▸ STATED TASK: Provide nothing beyond the count of lines that include the string "JSON".

Dataset records on visual material
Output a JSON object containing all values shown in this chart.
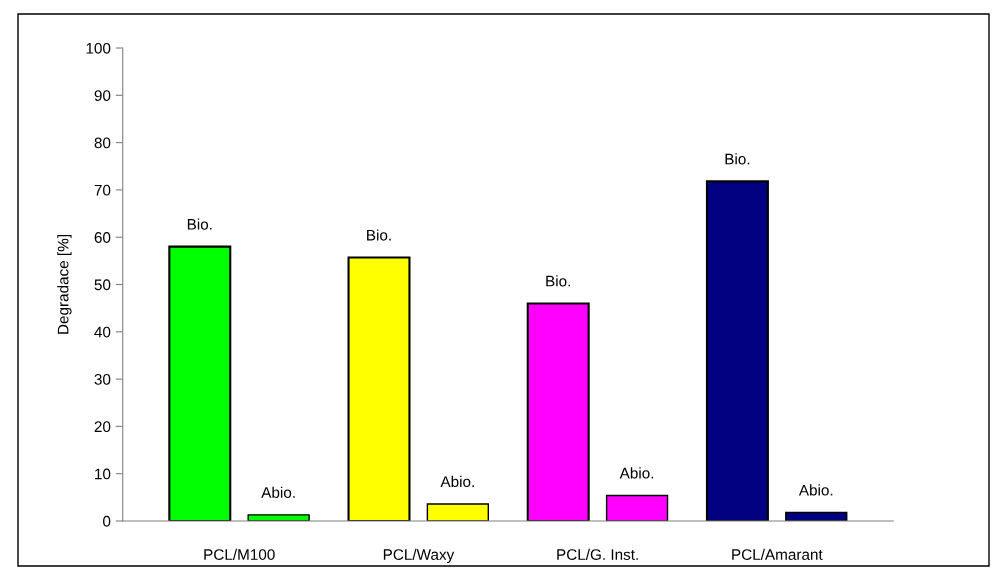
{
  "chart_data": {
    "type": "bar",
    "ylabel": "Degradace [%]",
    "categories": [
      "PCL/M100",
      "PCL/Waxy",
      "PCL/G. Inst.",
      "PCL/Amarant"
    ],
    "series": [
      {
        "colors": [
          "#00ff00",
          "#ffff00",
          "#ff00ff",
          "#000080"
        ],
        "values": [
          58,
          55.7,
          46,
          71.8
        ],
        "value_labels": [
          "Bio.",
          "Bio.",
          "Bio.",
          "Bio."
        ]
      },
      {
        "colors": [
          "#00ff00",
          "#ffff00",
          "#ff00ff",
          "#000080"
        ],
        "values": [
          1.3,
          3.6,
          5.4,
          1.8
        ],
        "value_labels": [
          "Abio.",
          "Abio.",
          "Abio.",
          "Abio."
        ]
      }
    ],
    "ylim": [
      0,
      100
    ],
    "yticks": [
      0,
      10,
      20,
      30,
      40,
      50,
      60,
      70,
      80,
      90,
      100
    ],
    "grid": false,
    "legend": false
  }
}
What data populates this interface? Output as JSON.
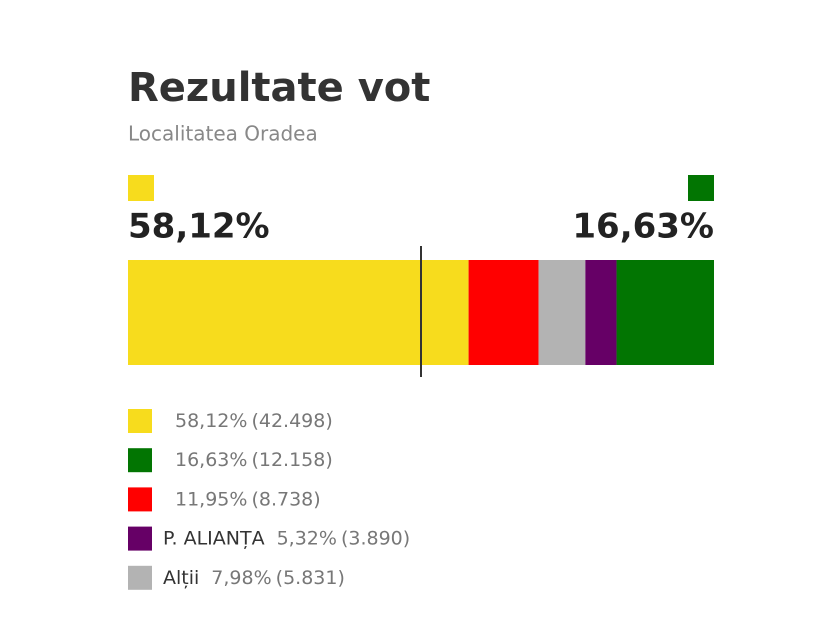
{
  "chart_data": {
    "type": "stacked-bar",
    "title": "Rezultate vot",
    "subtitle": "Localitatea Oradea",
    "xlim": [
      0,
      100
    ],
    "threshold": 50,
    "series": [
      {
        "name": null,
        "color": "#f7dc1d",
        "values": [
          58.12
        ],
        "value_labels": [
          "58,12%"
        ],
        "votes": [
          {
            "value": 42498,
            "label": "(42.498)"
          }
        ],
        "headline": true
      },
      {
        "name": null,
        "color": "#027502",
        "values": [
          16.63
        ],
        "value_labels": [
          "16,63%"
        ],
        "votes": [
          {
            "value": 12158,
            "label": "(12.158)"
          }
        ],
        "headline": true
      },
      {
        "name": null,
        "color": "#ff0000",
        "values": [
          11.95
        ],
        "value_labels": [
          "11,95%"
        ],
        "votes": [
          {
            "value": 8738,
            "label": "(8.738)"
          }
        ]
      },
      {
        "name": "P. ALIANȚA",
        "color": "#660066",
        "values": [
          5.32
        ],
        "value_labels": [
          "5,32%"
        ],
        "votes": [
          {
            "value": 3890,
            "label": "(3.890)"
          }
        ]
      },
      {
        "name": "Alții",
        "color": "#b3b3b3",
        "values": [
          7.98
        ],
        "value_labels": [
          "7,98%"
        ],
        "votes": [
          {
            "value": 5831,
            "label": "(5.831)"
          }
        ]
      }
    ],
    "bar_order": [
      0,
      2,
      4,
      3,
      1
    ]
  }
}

▸ RESPONSE FOR THIS EXERCISE: 2